- [ASSIGNMENT]: Go through the entries below and copy each line that holds the word "Binding".

Start of INFORMATION GIVEN

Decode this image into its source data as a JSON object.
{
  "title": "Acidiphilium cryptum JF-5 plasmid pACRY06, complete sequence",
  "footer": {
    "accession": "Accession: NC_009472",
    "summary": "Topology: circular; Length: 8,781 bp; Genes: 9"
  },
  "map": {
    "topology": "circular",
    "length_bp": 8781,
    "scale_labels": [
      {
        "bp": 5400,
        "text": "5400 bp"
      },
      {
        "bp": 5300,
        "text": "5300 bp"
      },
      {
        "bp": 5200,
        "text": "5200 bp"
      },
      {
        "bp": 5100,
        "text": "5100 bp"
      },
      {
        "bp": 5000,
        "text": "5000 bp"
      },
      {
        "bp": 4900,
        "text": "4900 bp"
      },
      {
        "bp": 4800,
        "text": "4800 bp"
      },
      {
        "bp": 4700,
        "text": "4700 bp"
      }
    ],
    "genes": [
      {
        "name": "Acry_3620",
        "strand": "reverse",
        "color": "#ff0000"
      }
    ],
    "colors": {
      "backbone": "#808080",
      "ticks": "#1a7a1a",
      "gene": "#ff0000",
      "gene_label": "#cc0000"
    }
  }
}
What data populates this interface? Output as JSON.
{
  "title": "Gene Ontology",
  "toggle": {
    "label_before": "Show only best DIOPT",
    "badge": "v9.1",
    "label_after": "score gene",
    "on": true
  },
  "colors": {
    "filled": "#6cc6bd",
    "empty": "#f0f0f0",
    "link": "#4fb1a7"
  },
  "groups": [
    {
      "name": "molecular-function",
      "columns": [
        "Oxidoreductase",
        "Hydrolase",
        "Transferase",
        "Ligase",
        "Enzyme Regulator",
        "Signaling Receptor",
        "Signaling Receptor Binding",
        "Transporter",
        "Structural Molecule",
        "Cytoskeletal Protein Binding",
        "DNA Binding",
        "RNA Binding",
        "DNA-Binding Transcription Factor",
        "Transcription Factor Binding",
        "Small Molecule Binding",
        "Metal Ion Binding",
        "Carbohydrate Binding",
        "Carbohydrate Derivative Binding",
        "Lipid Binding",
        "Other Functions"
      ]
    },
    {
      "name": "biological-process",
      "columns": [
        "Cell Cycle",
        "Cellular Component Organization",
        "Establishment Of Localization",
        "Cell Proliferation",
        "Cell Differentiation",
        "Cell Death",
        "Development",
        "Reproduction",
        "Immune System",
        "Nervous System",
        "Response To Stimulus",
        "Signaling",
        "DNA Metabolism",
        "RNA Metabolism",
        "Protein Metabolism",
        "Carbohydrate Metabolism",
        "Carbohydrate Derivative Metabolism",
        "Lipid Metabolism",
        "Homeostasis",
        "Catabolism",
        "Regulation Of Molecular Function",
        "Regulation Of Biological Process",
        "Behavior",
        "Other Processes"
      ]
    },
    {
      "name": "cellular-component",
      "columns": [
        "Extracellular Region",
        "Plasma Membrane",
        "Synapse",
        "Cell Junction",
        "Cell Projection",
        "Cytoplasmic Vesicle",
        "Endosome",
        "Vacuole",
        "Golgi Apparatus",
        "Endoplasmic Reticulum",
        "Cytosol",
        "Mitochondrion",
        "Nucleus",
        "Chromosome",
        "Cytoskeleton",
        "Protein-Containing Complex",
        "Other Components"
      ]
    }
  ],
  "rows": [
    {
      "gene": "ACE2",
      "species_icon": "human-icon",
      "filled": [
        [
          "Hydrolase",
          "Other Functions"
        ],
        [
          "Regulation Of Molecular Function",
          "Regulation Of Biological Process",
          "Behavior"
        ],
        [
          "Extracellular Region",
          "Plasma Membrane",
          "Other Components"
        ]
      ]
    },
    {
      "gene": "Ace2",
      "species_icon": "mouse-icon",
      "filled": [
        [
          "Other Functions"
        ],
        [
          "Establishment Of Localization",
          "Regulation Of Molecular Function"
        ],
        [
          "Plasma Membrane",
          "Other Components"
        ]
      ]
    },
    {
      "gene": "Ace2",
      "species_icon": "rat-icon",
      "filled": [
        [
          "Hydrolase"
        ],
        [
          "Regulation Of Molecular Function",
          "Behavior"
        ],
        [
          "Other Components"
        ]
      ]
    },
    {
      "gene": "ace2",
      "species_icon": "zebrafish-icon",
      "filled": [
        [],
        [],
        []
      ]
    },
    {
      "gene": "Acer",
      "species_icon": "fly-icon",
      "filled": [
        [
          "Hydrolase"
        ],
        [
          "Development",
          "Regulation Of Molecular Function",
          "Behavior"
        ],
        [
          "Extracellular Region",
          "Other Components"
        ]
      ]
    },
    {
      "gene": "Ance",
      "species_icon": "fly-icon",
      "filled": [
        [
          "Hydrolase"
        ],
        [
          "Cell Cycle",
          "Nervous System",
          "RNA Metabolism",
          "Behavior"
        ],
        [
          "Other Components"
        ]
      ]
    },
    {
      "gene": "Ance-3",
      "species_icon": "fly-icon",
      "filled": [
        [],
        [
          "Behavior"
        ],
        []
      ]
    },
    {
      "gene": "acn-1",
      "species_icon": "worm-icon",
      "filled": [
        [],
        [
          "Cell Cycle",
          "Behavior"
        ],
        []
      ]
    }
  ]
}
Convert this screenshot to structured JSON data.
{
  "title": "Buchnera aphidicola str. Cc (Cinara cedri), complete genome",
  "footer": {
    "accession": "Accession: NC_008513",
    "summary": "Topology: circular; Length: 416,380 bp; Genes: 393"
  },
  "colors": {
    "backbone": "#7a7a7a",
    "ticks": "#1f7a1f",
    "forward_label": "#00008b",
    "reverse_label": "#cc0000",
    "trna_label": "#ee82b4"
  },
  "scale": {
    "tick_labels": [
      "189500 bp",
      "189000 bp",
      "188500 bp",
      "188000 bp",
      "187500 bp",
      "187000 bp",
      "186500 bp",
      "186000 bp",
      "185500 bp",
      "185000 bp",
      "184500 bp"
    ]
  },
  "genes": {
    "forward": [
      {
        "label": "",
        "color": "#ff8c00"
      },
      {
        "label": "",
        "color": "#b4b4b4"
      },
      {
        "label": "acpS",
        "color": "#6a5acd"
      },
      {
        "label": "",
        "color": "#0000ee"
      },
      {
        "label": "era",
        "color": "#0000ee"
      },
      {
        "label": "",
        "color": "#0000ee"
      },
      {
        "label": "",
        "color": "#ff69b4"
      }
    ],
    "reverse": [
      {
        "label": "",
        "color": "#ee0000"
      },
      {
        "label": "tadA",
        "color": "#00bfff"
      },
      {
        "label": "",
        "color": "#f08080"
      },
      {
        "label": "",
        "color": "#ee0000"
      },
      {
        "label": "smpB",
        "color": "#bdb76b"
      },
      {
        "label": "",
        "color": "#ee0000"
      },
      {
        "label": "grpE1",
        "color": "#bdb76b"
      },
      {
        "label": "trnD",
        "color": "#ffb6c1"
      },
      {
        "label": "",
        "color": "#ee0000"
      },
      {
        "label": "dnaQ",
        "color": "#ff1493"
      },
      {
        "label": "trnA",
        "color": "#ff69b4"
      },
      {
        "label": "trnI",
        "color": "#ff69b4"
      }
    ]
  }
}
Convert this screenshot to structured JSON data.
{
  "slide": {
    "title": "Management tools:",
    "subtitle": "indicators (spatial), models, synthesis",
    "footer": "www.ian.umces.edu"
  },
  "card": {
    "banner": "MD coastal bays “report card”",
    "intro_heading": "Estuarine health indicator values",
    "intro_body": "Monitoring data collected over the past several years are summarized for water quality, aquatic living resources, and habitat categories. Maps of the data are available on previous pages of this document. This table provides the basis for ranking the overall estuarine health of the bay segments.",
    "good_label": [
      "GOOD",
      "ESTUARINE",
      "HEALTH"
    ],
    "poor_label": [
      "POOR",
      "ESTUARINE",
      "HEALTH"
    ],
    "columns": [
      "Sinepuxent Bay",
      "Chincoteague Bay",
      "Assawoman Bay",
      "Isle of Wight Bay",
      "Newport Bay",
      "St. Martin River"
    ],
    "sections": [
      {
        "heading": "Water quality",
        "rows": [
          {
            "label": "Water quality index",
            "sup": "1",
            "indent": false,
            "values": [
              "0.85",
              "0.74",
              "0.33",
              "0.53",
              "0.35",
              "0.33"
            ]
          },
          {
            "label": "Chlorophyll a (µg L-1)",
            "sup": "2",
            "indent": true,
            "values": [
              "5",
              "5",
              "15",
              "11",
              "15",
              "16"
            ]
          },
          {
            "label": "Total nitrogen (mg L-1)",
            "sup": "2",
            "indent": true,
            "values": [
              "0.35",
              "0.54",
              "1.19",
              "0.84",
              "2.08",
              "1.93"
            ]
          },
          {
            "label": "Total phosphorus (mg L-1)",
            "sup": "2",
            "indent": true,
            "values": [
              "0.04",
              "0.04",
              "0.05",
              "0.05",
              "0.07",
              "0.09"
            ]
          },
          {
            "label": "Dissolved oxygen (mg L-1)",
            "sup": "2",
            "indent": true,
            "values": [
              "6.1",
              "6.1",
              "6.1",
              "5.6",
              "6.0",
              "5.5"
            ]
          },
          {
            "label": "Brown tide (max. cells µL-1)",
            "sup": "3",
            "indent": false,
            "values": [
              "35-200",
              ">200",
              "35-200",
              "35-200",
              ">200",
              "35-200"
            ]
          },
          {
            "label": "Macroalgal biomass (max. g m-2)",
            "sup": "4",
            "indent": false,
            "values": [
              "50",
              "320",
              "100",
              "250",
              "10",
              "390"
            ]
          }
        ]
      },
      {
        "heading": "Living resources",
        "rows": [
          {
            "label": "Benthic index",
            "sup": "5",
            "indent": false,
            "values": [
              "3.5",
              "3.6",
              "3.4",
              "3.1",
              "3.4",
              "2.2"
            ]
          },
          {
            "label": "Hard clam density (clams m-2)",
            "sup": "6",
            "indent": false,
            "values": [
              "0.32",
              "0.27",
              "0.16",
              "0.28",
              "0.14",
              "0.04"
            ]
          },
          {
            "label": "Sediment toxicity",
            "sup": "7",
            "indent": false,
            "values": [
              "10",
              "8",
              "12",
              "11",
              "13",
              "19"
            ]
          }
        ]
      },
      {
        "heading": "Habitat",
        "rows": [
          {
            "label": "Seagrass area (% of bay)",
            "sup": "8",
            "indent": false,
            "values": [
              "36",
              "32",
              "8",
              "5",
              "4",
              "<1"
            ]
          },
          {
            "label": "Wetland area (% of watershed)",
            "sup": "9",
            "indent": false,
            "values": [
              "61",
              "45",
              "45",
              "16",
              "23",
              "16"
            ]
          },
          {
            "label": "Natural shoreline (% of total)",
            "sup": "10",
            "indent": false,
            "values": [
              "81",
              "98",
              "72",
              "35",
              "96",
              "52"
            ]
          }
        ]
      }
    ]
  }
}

End of INFORMATION GIVEN

- [REPLY]:
        "Signaling Receptor Binding",
        "Cytoskeletal Protein Binding",
        "DNA Binding",
        "RNA Binding",
        "DNA-Binding Transcription Factor",
        "Transcription Factor Binding",
        "Small Molecule Binding",
        "Metal Ion Binding",
        "Carbohydrate Binding",
        "Carbohydrate Derivative Binding",
        "Lipid Binding",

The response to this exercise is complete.